# [What is expected]
All the data below goes into the copy word for word, but the pictures don't.

-- Start of Provided records --

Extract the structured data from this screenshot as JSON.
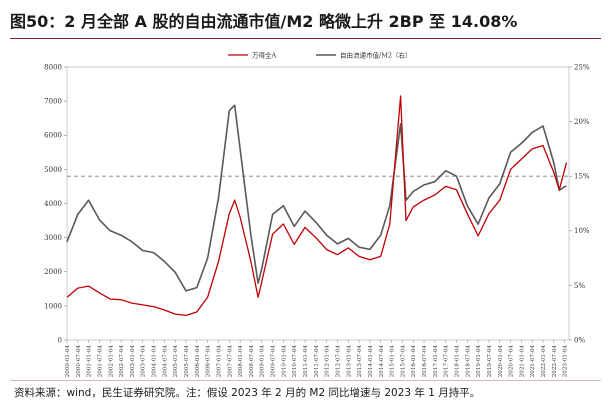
{
  "title": "图50：2 月全部 A 股的自由流通市值/M2 略微上升 2BP 至 14.08%",
  "source": "资料来源：wind，民生证券研究院。注：假设 2023 年 2 月的 M2 同比增速与 2023 年 1 月持平。",
  "chart_data": {
    "type": "line",
    "legend": {
      "placement": "top-center",
      "entries": [
        "万得全A",
        "自由流通市值/M2（右）"
      ]
    },
    "x": [
      "2000-01",
      "2000-07",
      "2001-01",
      "2001-07",
      "2002-01",
      "2002-07",
      "2003-01",
      "2003-07",
      "2004-01",
      "2004-07",
      "2005-01",
      "2005-07",
      "2006-01",
      "2006-07",
      "2007-01",
      "2007-07",
      "2007-10",
      "2008-01",
      "2008-07",
      "2008-11",
      "2009-01",
      "2009-07",
      "2010-01",
      "2010-07",
      "2011-01",
      "2011-07",
      "2012-01",
      "2012-07",
      "2013-01",
      "2013-07",
      "2014-01",
      "2014-07",
      "2014-12",
      "2015-06",
      "2015-09",
      "2016-01",
      "2016-07",
      "2017-01",
      "2017-07",
      "2018-01",
      "2018-07",
      "2019-01",
      "2019-07",
      "2020-01",
      "2020-07",
      "2021-01",
      "2021-07",
      "2022-01",
      "2022-07",
      "2022-10",
      "2023-01",
      "2023-02"
    ],
    "series": [
      {
        "name": "万得全A",
        "axis": "left",
        "color": "#c00000",
        "values": [
          1250,
          1520,
          1580,
          1380,
          1200,
          1180,
          1080,
          1030,
          980,
          880,
          760,
          720,
          820,
          1250,
          2300,
          3700,
          4100,
          3600,
          2300,
          1250,
          1700,
          3100,
          3400,
          2800,
          3300,
          3000,
          2650,
          2500,
          2700,
          2450,
          2350,
          2450,
          3400,
          7150,
          3500,
          3900,
          4100,
          4250,
          4500,
          4400,
          3700,
          3050,
          3700,
          4100,
          5000,
          5300,
          5600,
          5700,
          4900,
          4400,
          5000,
          5200
        ]
      },
      {
        "name": "自由流通市值/M2（右）",
        "axis": "right",
        "color": "#595959",
        "values": [
          9.0,
          11.5,
          12.8,
          11.0,
          10.0,
          9.6,
          9.0,
          8.2,
          8.0,
          7.2,
          6.2,
          4.5,
          4.8,
          7.5,
          13.0,
          21.0,
          21.5,
          17.5,
          9.6,
          5.2,
          6.5,
          11.5,
          12.3,
          10.4,
          11.8,
          10.8,
          9.6,
          8.8,
          9.3,
          8.5,
          8.3,
          9.6,
          12.3,
          19.8,
          12.8,
          13.6,
          14.2,
          14.5,
          15.5,
          15.0,
          12.3,
          10.6,
          13.0,
          14.3,
          17.2,
          18.0,
          19.0,
          19.6,
          16.2,
          13.7,
          14.06,
          14.08
        ]
      }
    ],
    "reference_line": {
      "axis": "left",
      "value": 4800,
      "style": "dashed"
    },
    "x_tick_labels": [
      "2000-01-04",
      "2000-07-04",
      "2001-01-04",
      "2001-07-04",
      "2002-01-04",
      "2002-07-04",
      "2003-01-04",
      "2003-07-04",
      "2004-01-04",
      "2004-07-04",
      "2005-01-04",
      "2005-07-04",
      "2006-01-04",
      "2006-07-04",
      "2007-01-04",
      "2007-07-04",
      "2008-01-04",
      "2008-07-04",
      "2009-01-04",
      "2009-07-04",
      "2010-01-04",
      "2010-07-04",
      "2011-01-04",
      "2011-07-04",
      "2012-01-04",
      "2012-07-04",
      "2013-01-04",
      "2013-07-04",
      "2014-01-04",
      "2014-07-04",
      "2015-01-04",
      "2015-07-04",
      "2016-01-04",
      "2016-07-04",
      "2017-01-04",
      "2017-07-04",
      "2018-01-04",
      "2018-07-04",
      "2019-01-04",
      "2019-07-04",
      "2020-01-04",
      "2020-07-04",
      "2021-01-04",
      "2021-07-04",
      "2022-01-04",
      "2022-07-04",
      "2023-01-04"
    ],
    "y_left": {
      "ticks": [
        "0",
        "1000",
        "2000",
        "3000",
        "4000",
        "5000",
        "6000",
        "7000",
        "8000"
      ],
      "range": [
        0,
        8000
      ]
    },
    "y_right": {
      "ticks": [
        "0%",
        "5%",
        "10%",
        "15%",
        "20%",
        "25%"
      ],
      "range": [
        0,
        25
      ]
    },
    "grid": false
  }
}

-- End of Provided records --

# [The solution]
Extract the structured data from this screenshot as JSON.
{
  "title": "图50：2 月全部 A 股的自由流通市值/M2 略微上升 2BP 至 14.08%",
  "source": "资料来源：wind，民生证券研究院。注：假设 2023 年 2 月的 M2 同比增速与 2023 年 1 月持平。",
  "chart_data": {
    "type": "line",
    "legend": {
      "placement": "top-center",
      "entries": [
        "万得全A",
        "自由流通市值/M2（右）"
      ]
    },
    "x": [
      "2000-01",
      "2000-07",
      "2001-01",
      "2001-07",
      "2002-01",
      "2002-07",
      "2003-01",
      "2003-07",
      "2004-01",
      "2004-07",
      "2005-01",
      "2005-07",
      "2006-01",
      "2006-07",
      "2007-01",
      "2007-07",
      "2007-10",
      "2008-01",
      "2008-07",
      "2008-11",
      "2009-01",
      "2009-07",
      "2010-01",
      "2010-07",
      "2011-01",
      "2011-07",
      "2012-01",
      "2012-07",
      "2013-01",
      "2013-07",
      "2014-01",
      "2014-07",
      "2014-12",
      "2015-06",
      "2015-09",
      "2016-01",
      "2016-07",
      "2017-01",
      "2017-07",
      "2018-01",
      "2018-07",
      "2019-01",
      "2019-07",
      "2020-01",
      "2020-07",
      "2021-01",
      "2021-07",
      "2022-01",
      "2022-07",
      "2022-10",
      "2023-01",
      "2023-02"
    ],
    "series": [
      {
        "name": "万得全A",
        "axis": "left",
        "color": "#c00000",
        "values": [
          1250,
          1520,
          1580,
          1380,
          1200,
          1180,
          1080,
          1030,
          980,
          880,
          760,
          720,
          820,
          1250,
          2300,
          3700,
          4100,
          3600,
          2300,
          1250,
          1700,
          3100,
          3400,
          2800,
          3300,
          3000,
          2650,
          2500,
          2700,
          2450,
          2350,
          2450,
          3400,
          7150,
          3500,
          3900,
          4100,
          4250,
          4500,
          4400,
          3700,
          3050,
          3700,
          4100,
          5000,
          5300,
          5600,
          5700,
          4900,
          4400,
          5000,
          5200
        ]
      },
      {
        "name": "自由流通市值/M2（右）",
        "axis": "right",
        "color": "#595959",
        "values": [
          9.0,
          11.5,
          12.8,
          11.0,
          10.0,
          9.6,
          9.0,
          8.2,
          8.0,
          7.2,
          6.2,
          4.5,
          4.8,
          7.5,
          13.0,
          21.0,
          21.5,
          17.5,
          9.6,
          5.2,
          6.5,
          11.5,
          12.3,
          10.4,
          11.8,
          10.8,
          9.6,
          8.8,
          9.3,
          8.5,
          8.3,
          9.6,
          12.3,
          19.8,
          12.8,
          13.6,
          14.2,
          14.5,
          15.5,
          15.0,
          12.3,
          10.6,
          13.0,
          14.3,
          17.2,
          18.0,
          19.0,
          19.6,
          16.2,
          13.7,
          14.06,
          14.08
        ]
      }
    ],
    "reference_line": {
      "axis": "left",
      "value": 4800,
      "style": "dashed"
    },
    "x_tick_labels": [
      "2000-01-04",
      "2000-07-04",
      "2001-01-04",
      "2001-07-04",
      "2002-01-04",
      "2002-07-04",
      "2003-01-04",
      "2003-07-04",
      "2004-01-04",
      "2004-07-04",
      "2005-01-04",
      "2005-07-04",
      "2006-01-04",
      "2006-07-04",
      "2007-01-04",
      "2007-07-04",
      "2008-01-04",
      "2008-07-04",
      "2009-01-04",
      "2009-07-04",
      "2010-01-04",
      "2010-07-04",
      "2011-01-04",
      "2011-07-04",
      "2012-01-04",
      "2012-07-04",
      "2013-01-04",
      "2013-07-04",
      "2014-01-04",
      "2014-07-04",
      "2015-01-04",
      "2015-07-04",
      "2016-01-04",
      "2016-07-04",
      "2017-01-04",
      "2017-07-04",
      "2018-01-04",
      "2018-07-04",
      "2019-01-04",
      "2019-07-04",
      "2020-01-04",
      "2020-07-04",
      "2021-01-04",
      "2021-07-04",
      "2022-01-04",
      "2022-07-04",
      "2023-01-04"
    ],
    "y_left": {
      "ticks": [
        "0",
        "1000",
        "2000",
        "3000",
        "4000",
        "5000",
        "6000",
        "7000",
        "8000"
      ],
      "range": [
        0,
        8000
      ]
    },
    "y_right": {
      "ticks": [
        "0%",
        "5%",
        "10%",
        "15%",
        "20%",
        "25%"
      ],
      "range": [
        0,
        25
      ]
    },
    "grid": false
  }
}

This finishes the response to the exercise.